- _Stored records_

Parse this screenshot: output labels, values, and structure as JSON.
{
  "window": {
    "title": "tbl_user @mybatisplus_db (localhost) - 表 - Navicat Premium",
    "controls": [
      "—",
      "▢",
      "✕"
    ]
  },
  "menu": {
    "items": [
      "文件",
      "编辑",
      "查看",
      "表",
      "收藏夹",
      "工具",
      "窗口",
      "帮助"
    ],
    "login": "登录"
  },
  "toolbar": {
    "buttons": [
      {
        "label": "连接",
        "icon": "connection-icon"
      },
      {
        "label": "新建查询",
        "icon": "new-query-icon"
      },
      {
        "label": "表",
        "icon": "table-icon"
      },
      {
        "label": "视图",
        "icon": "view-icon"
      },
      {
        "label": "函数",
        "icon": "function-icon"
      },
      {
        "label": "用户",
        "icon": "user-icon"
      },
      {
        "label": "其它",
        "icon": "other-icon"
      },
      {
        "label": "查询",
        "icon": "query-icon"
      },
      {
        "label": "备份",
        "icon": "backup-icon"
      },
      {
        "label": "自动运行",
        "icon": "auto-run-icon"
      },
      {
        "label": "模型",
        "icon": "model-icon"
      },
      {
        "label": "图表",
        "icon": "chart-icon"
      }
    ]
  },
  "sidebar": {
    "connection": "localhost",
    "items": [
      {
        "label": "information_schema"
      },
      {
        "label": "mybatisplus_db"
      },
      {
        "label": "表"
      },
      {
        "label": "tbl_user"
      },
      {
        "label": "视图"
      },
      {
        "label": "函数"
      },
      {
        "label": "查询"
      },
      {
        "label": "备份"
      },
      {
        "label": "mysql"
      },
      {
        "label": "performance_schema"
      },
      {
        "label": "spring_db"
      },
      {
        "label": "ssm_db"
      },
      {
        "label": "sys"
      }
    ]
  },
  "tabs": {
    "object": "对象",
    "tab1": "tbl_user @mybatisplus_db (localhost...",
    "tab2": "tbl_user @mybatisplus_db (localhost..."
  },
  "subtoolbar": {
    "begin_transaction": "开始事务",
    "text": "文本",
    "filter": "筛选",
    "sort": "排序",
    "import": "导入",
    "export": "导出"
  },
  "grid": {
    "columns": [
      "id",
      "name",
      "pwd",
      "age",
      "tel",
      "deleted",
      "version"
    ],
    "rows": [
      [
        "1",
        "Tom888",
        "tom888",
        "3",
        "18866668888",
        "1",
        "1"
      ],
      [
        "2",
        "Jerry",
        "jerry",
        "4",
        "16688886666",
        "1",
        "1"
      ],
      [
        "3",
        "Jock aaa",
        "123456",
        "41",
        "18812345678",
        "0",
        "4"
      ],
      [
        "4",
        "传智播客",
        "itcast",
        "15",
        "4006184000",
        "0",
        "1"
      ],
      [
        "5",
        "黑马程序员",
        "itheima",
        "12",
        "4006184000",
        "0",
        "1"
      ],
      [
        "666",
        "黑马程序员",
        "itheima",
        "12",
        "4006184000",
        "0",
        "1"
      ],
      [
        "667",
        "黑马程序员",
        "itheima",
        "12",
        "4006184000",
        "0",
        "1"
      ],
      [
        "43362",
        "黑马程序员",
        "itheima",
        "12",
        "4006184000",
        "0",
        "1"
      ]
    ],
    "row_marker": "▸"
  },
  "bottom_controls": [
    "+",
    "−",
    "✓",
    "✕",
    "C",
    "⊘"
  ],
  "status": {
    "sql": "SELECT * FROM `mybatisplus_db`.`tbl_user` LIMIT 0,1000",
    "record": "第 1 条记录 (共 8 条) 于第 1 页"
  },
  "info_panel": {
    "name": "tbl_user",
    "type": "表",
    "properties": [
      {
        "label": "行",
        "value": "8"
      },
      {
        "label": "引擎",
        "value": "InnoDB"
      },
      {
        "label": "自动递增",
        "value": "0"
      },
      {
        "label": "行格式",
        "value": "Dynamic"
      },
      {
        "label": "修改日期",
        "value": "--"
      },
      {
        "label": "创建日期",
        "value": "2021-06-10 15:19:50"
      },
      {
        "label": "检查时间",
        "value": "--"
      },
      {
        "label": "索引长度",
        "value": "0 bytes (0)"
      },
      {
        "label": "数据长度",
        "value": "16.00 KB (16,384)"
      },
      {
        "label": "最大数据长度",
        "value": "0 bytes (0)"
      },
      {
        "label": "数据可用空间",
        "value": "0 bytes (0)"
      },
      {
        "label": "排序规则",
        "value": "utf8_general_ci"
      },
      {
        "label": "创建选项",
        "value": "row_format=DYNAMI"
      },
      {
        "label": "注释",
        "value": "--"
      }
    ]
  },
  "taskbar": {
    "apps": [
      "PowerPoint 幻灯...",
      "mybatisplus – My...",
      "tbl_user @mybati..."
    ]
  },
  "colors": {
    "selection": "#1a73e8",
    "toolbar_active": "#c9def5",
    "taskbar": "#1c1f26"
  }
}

- _Stated exercise_
Restate each record exactly as written.

- _Complete answer_
Parse this screenshot: output labels, values, and structure as JSON.
{
  "window": {
    "title": "tbl_user @mybatisplus_db (localhost) - 表 - Navicat Premium",
    "controls": [
      "—",
      "▢",
      "✕"
    ]
  },
  "menu": {
    "items": [
      "文件",
      "编辑",
      "查看",
      "表",
      "收藏夹",
      "工具",
      "窗口",
      "帮助"
    ],
    "login": "登录"
  },
  "toolbar": {
    "buttons": [
      {
        "label": "连接",
        "icon": "connection-icon"
      },
      {
        "label": "新建查询",
        "icon": "new-query-icon"
      },
      {
        "label": "表",
        "icon": "table-icon"
      },
      {
        "label": "视图",
        "icon": "view-icon"
      },
      {
        "label": "函数",
        "icon": "function-icon"
      },
      {
        "label": "用户",
        "icon": "user-icon"
      },
      {
        "label": "其它",
        "icon": "other-icon"
      },
      {
        "label": "查询",
        "icon": "query-icon"
      },
      {
        "label": "备份",
        "icon": "backup-icon"
      },
      {
        "label": "自动运行",
        "icon": "auto-run-icon"
      },
      {
        "label": "模型",
        "icon": "model-icon"
      },
      {
        "label": "图表",
        "icon": "chart-icon"
      }
    ]
  },
  "sidebar": {
    "connection": "localhost",
    "items": [
      {
        "label": "information_schema"
      },
      {
        "label": "mybatisplus_db"
      },
      {
        "label": "表"
      },
      {
        "label": "tbl_user"
      },
      {
        "label": "视图"
      },
      {
        "label": "函数"
      },
      {
        "label": "查询"
      },
      {
        "label": "备份"
      },
      {
        "label": "mysql"
      },
      {
        "label": "performance_schema"
      },
      {
        "label": "spring_db"
      },
      {
        "label": "ssm_db"
      },
      {
        "label": "sys"
      }
    ]
  },
  "tabs": {
    "object": "对象",
    "tab1": "tbl_user @mybatisplus_db (localhost...",
    "tab2": "tbl_user @mybatisplus_db (localhost..."
  },
  "subtoolbar": {
    "begin_transaction": "开始事务",
    "text": "文本",
    "filter": "筛选",
    "sort": "排序",
    "import": "导入",
    "export": "导出"
  },
  "grid": {
    "columns": [
      "id",
      "name",
      "pwd",
      "age",
      "tel",
      "deleted",
      "version"
    ],
    "rows": [
      [
        "1",
        "Tom888",
        "tom888",
        "3",
        "18866668888",
        "1",
        "1"
      ],
      [
        "2",
        "Jerry",
        "jerry",
        "4",
        "16688886666",
        "1",
        "1"
      ],
      [
        "3",
        "Jock aaa",
        "123456",
        "41",
        "18812345678",
        "0",
        "4"
      ],
      [
        "4",
        "传智播客",
        "itcast",
        "15",
        "4006184000",
        "0",
        "1"
      ],
      [
        "5",
        "黑马程序员",
        "itheima",
        "12",
        "4006184000",
        "0",
        "1"
      ],
      [
        "666",
        "黑马程序员",
        "itheima",
        "12",
        "4006184000",
        "0",
        "1"
      ],
      [
        "667",
        "黑马程序员",
        "itheima",
        "12",
        "4006184000",
        "0",
        "1"
      ],
      [
        "43362",
        "黑马程序员",
        "itheima",
        "12",
        "4006184000",
        "0",
        "1"
      ]
    ],
    "row_marker": "▸"
  },
  "bottom_controls": [
    "+",
    "−",
    "✓",
    "✕",
    "C",
    "⊘"
  ],
  "status": {
    "sql": "SELECT * FROM `mybatisplus_db`.`tbl_user` LIMIT 0,1000",
    "record": "第 1 条记录 (共 8 条) 于第 1 页"
  },
  "info_panel": {
    "name": "tbl_user",
    "type": "表",
    "properties": [
      {
        "label": "行",
        "value": "8"
      },
      {
        "label": "引擎",
        "value": "InnoDB"
      },
      {
        "label": "自动递增",
        "value": "0"
      },
      {
        "label": "行格式",
        "value": "Dynamic"
      },
      {
        "label": "修改日期",
        "value": "--"
      },
      {
        "label": "创建日期",
        "value": "2021-06-10 15:19:50"
      },
      {
        "label": "检查时间",
        "value": "--"
      },
      {
        "label": "索引长度",
        "value": "0 bytes (0)"
      },
      {
        "label": "数据长度",
        "value": "16.00 KB (16,384)"
      },
      {
        "label": "最大数据长度",
        "value": "0 bytes (0)"
      },
      {
        "label": "数据可用空间",
        "value": "0 bytes (0)"
      },
      {
        "label": "排序规则",
        "value": "utf8_general_ci"
      },
      {
        "label": "创建选项",
        "value": "row_format=DYNAMI"
      },
      {
        "label": "注释",
        "value": "--"
      }
    ]
  },
  "taskbar": {
    "apps": [
      "PowerPoint 幻灯...",
      "mybatisplus – My...",
      "tbl_user @mybati..."
    ]
  },
  "colors": {
    "selection": "#1a73e8",
    "toolbar_active": "#c9def5",
    "taskbar": "#1c1f26"
  }
}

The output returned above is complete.